What to do |
Extract the complete data exactly as given.

Supplied entries |

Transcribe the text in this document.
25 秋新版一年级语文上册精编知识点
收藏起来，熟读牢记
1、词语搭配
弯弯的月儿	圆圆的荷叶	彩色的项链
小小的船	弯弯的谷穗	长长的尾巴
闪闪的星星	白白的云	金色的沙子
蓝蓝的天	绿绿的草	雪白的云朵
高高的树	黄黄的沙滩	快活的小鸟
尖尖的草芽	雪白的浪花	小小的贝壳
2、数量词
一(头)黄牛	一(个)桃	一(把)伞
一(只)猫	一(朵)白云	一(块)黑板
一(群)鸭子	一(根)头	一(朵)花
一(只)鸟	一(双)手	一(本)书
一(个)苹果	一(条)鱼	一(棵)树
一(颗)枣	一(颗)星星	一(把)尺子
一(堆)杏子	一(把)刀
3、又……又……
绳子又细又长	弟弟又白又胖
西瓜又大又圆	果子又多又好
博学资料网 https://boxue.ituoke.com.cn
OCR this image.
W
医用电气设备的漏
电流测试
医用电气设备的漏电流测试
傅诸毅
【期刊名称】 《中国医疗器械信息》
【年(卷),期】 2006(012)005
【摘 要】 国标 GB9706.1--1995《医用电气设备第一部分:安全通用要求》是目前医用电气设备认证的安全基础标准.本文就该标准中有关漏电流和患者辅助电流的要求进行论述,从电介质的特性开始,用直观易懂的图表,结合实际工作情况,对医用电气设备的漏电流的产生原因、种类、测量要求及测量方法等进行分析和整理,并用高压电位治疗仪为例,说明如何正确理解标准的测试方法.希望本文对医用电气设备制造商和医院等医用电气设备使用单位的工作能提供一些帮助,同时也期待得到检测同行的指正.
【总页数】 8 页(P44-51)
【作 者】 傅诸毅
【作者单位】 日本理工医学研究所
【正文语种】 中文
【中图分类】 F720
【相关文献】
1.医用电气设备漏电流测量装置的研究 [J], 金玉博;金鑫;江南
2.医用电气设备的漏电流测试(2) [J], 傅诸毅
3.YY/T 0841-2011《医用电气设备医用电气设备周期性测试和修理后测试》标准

Answer to the task |
Transcribe the text in this document.
25 秋新版一年级语文上册精编知识点
收藏起来，熟读牢记
1、词语搭配
弯弯的月儿	圆圆的荷叶	彩色的项链
小小的船	弯弯的谷穗	长长的尾巴
闪闪的星星	白白的云	金色的沙子
蓝蓝的天	绿绿的草	雪白的云朵
高高的树	黄黄的沙滩	快活的小鸟
尖尖的草芽	雪白的浪花	小小的贝壳
2、数量词
一(头)黄牛	一(个)桃	一(把)伞
一(只)猫	一(朵)白云	一(块)黑板
一(群)鸭子	一(根)头	一(朵)花
一(只)鸟	一(双)手	一(本)书
一(个)苹果	一(条)鱼	一(棵)树
一(颗)枣	一(颗)星星	一(把)尺子
一(堆)杏子	一(把)刀
3、又……又……
绳子又细又长	弟弟又白又胖
西瓜又大又圆	果子又多又好
博学资料网 https://boxue.ituoke.com.cn
OCR this image.
W
医用电气设备的漏
电流测试
医用电气设备的漏电流测试
傅诸毅
【期刊名称】 《中国医疗器械信息》
【年(卷),期】 2006(012)005
【摘 要】 国标 GB9706.1--1995《医用电气设备第一部分:安全通用要求》是目前医用电气设备认证的安全基础标准.本文就该标准中有关漏电流和患者辅助电流的要求进行论述,从电介质的特性开始,用直观易懂的图表,结合实际工作情况,对医用电气设备的漏电流的产生原因、种类、测量要求及测量方法等进行分析和整理,并用高压电位治疗仪为例,说明如何正确理解标准的测试方法.希望本文对医用电气设备制造商和医院等医用电气设备使用单位的工作能提供一些帮助,同时也期待得到检测同行的指正.
【总页数】 8 页(P44-51)
【作 者】 傅诸毅
【作者单位】 日本理工医学研究所
【正文语种】 中文
【中图分类】 F720
【相关文献】
1.医用电气设备漏电流测量装置的研究 [J], 金玉博;金鑫;江南
2.医用电气设备的漏电流测试(2) [J], 傅诸毅
3.YY/T 0841-2011《医用电气设备医用电气设备周期性测试和修理后测试》标准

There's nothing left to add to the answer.